▶ _Предложенный отрывок_
◆ ◆ ◆ ◆ ◆ ◆ ◆

Как для всякого актера-эксцентрика, для Сухорукова важно первое появление его героя. Артисты такого плана умеют сразу заинтриговать зрителя эффектным рисунком, а иногда и дать намек на некую «формулу» персонажа. В «Комедии строгого режима», где его зэк сначала мелькал бледной скорбной тенью, и в фильме Виталия Мельникова «Бедный, бедный Павел» первое явление героя Сухорукова действительно оставалось в памяти. И, скажем, во встрепанном Павле, разбуженном среди ночи сообщением о смерти матушки, в его больных глазах при желании можно было уловить отсвет и его собственной грядущей судьбы. В кинобиографии Сухорукова есть даже довольно курьезный случай, когда его первое появление на экране стало единственным удачным моментом картины. Речь идет о фильме Юрия Мамина «Бакенбарды» (1990), где Сухоруков сыграл Виктора, человека, решившего приобщить население некоего маленького городка к пушкинскому мифу. Он организовал там общество по изучению наследия поэта и превратил его в подобие партийной организации. Фильм начинался с крупного плана: молодой Сухоруков, конопатый и в бакенбардах, около Казанского собора в Петербурге, тогдашнем Ленинграде, с энергичными подвываниями читал в микрофон «Пророка». Вокруг него дико таращил глаза народ, собиралась толпа, и героя быстро уводила под белые ручки милиция.
С годами игра Сухорукова становится психологичнее, а его излюбленный прием стремительного броска, энергетического напора сменяется повествованием более размеренным и подробным. Да и сам выбор персонажей во многом иной. На смену стихийным безумцам 90-х приходят люди сильные, даже властные (как директор комбината в фильме Станислава Говорухина «Не хлебом единым»), умные, как тот же Филипп Филиппович в «Театральном романе», внимательные и умиротворенные, как отец Филарет в «Острове» Павла Лунгина. В этой последней роли Сухорукова и вообще не узнать — вплоть до той минуты, пока не заговорит, не зазвучит его характерный высокий голос.

◆ ◆ ◆ ◆ ◆ ◆ ◆

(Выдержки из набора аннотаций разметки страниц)
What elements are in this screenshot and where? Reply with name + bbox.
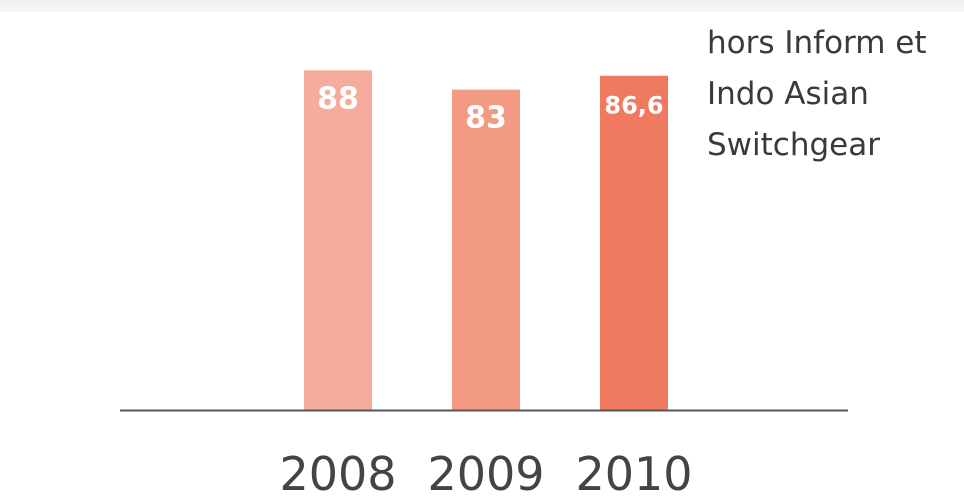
bar-2009 — [452, 89, 520, 411]
note-line-2: Indo Asian — [707, 76, 869, 112]
tick-label-2009: 2009 — [427, 447, 544, 499]
bar-2010 — [600, 75, 668, 410]
tick-label-2010: 2010 — [575, 447, 692, 499]
value-label-2008: 88 — [317, 81, 359, 116]
chart-note: hors Inform et Indo Asian Switchgear — [707, 18, 957, 171]
bar-2008 — [304, 70, 372, 410]
value-labels-group: 88 83 86,6 — [317, 81, 663, 135]
tick-labels-group: 2008 2009 2010 — [279, 447, 692, 499]
note-line-3: Switchgear — [707, 127, 880, 163]
tick-label-2008: 2008 — [279, 447, 396, 499]
value-label-2010: 86,6 — [604, 92, 663, 120]
value-label-2009: 83 — [465, 101, 507, 136]
bars-group — [304, 70, 668, 411]
note-line-1: hors Inform et — [707, 25, 927, 61]
top-band — [0, 0, 964, 12]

◆ ◆ ◆ ◆ ◆ ◆ ◆

▶ _Задания_
1. Перепишите из текста о Сухорукове отрывок от слов «С годами игра» до слов «характерный высокий голос.» включительно, без единого изменения.
2. Напишите продолжение текста о ролях Сухорукова, начав сразу после его последнего предложения.

▶ _Ответы к заданиям_
1.
С годами игра Сухорукова становится психологичнее, а его излюбленный прием стремительного броска, энергетического напора сменяется повествованием более размеренным и подробным. Да и сам выбор персонажей во многом иной. На смену стихийным безумцам 90-х приходят люди сильные, даже властные (как директор комбината в фильме Станислава Говорухина «Не хлебом единым»), умные, как тот же Филипп Филиппович в «Театральном романе», внимательные и умиротворенные, как отец Филарет в «Острове» Павла Лунгина. В этой последней роли Сухорукова и вообще не узнать — вплоть до той минуты, пока не заговорит, не зазвучит его характерный высокий голос.

2.
Одной из удач Сухорукова последних лет принято считать роль императора в фильме Виталия Мельникова «Бедный, бедный Павел» — за нее артист получил сразу несколько наград. Однако, на мой взгляд, та партитура, которую он предлагает зрителю в этой роли — то ли идеалист, то ли безумец, иногда испуганный, иногда мужественный, но в целом изнемогающий под грузом ноши, которую не способен нести («Тяжесть России — все на одну голову, за что?»), — укладывается в расхожее, давно сложившееся представление о Павле. Эта работа качественная, очень профессиональная, но лишенная открытий, предсказуемая. Зато она перекликается с его ранней — и, по-моему, лучшей в актерской биографии — ролью: безымянным скитальцем из «Счастливых дней» Балабанова. Похоже, и сегодня для Сухорукова что царь, что бродяга — все маргиналы, люди с обочины.